__Short exercise__
Quote the whole listing verbatim.

********

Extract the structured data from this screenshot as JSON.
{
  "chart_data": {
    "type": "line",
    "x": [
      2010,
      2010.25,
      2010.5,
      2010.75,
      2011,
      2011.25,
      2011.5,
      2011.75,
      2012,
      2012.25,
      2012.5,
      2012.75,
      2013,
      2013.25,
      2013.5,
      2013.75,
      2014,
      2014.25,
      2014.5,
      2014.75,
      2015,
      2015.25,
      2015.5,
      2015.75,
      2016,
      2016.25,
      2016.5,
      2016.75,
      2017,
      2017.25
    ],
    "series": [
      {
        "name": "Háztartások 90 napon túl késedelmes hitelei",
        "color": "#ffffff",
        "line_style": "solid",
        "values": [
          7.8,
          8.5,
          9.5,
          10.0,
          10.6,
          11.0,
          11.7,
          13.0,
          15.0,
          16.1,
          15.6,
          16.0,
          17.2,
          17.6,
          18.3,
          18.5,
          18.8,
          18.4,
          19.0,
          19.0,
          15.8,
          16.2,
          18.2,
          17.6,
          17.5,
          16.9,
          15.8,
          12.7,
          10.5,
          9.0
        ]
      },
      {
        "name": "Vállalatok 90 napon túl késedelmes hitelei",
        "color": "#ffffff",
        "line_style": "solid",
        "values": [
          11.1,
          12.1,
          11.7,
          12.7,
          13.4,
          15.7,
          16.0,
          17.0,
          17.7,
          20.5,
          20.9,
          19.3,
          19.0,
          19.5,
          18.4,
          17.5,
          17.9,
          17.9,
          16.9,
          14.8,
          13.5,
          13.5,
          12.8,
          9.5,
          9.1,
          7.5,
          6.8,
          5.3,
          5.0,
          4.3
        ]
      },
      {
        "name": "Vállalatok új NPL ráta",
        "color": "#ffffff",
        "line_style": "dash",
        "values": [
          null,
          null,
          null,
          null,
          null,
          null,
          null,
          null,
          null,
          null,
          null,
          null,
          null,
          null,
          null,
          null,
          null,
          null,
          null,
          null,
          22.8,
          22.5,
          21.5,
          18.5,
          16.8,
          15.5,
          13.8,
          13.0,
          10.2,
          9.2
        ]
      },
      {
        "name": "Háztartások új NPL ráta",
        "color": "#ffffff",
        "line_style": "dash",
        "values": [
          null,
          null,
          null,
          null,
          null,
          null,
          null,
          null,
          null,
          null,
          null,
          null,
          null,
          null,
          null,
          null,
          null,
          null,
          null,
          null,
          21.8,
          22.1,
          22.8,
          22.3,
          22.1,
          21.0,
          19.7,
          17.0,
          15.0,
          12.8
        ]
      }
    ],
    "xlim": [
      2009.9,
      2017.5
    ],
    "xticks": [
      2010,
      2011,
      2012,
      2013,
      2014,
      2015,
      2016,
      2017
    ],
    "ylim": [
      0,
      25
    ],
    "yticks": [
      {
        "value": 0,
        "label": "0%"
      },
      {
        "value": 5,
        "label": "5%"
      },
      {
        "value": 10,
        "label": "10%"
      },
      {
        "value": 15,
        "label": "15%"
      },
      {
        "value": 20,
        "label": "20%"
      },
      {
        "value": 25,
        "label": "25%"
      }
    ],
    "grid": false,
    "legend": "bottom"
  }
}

********

__Solution for this problem__
Extract the structured data from this screenshot as JSON.
{
  "chart_data": {
    "type": "line",
    "x": [
      2010,
      2010.25,
      2010.5,
      2010.75,
      2011,
      2011.25,
      2011.5,
      2011.75,
      2012,
      2012.25,
      2012.5,
      2012.75,
      2013,
      2013.25,
      2013.5,
      2013.75,
      2014,
      2014.25,
      2014.5,
      2014.75,
      2015,
      2015.25,
      2015.5,
      2015.75,
      2016,
      2016.25,
      2016.5,
      2016.75,
      2017,
      2017.25
    ],
    "series": [
      {
        "name": "Háztartások 90 napon túl késedelmes hitelei",
        "color": "#ffffff",
        "line_style": "solid",
        "values": [
          7.8,
          8.5,
          9.5,
          10.0,
          10.6,
          11.0,
          11.7,
          13.0,
          15.0,
          16.1,
          15.6,
          16.0,
          17.2,
          17.6,
          18.3,
          18.5,
          18.8,
          18.4,
          19.0,
          19.0,
          15.8,
          16.2,
          18.2,
          17.6,
          17.5,
          16.9,
          15.8,
          12.7,
          10.5,
          9.0
        ]
      },
      {
        "name": "Vállalatok 90 napon túl késedelmes hitelei",
        "color": "#ffffff",
        "line_style": "solid",
        "values": [
          11.1,
          12.1,
          11.7,
          12.7,
          13.4,
          15.7,
          16.0,
          17.0,
          17.7,
          20.5,
          20.9,
          19.3,
          19.0,
          19.5,
          18.4,
          17.5,
          17.9,
          17.9,
          16.9,
          14.8,
          13.5,
          13.5,
          12.8,
          9.5,
          9.1,
          7.5,
          6.8,
          5.3,
          5.0,
          4.3
        ]
      },
      {
        "name": "Vállalatok új NPL ráta",
        "color": "#ffffff",
        "line_style": "dash",
        "values": [
          null,
          null,
          null,
          null,
          null,
          null,
          null,
          null,
          null,
          null,
          null,
          null,
          null,
          null,
          null,
          null,
          null,
          null,
          null,
          null,
          22.8,
          22.5,
          21.5,
          18.5,
          16.8,
          15.5,
          13.8,
          13.0,
          10.2,
          9.2
        ]
      },
      {
        "name": "Háztartások új NPL ráta",
        "color": "#ffffff",
        "line_style": "dash",
        "values": [
          null,
          null,
          null,
          null,
          null,
          null,
          null,
          null,
          null,
          null,
          null,
          null,
          null,
          null,
          null,
          null,
          null,
          null,
          null,
          null,
          21.8,
          22.1,
          22.8,
          22.3,
          22.1,
          21.0,
          19.7,
          17.0,
          15.0,
          12.8
        ]
      }
    ],
    "xlim": [
      2009.9,
      2017.5
    ],
    "xticks": [
      2010,
      2011,
      2012,
      2013,
      2014,
      2015,
      2016,
      2017
    ],
    "ylim": [
      0,
      25
    ],
    "yticks": [
      {
        "value": 0,
        "label": "0%"
      },
      {
        "value": 5,
        "label": "5%"
      },
      {
        "value": 10,
        "label": "10%"
      },
      {
        "value": 15,
        "label": "15%"
      },
      {
        "value": 20,
        "label": "20%"
      },
      {
        "value": 25,
        "label": "25%"
      }
    ],
    "grid": false,
    "legend": "bottom"
  }
}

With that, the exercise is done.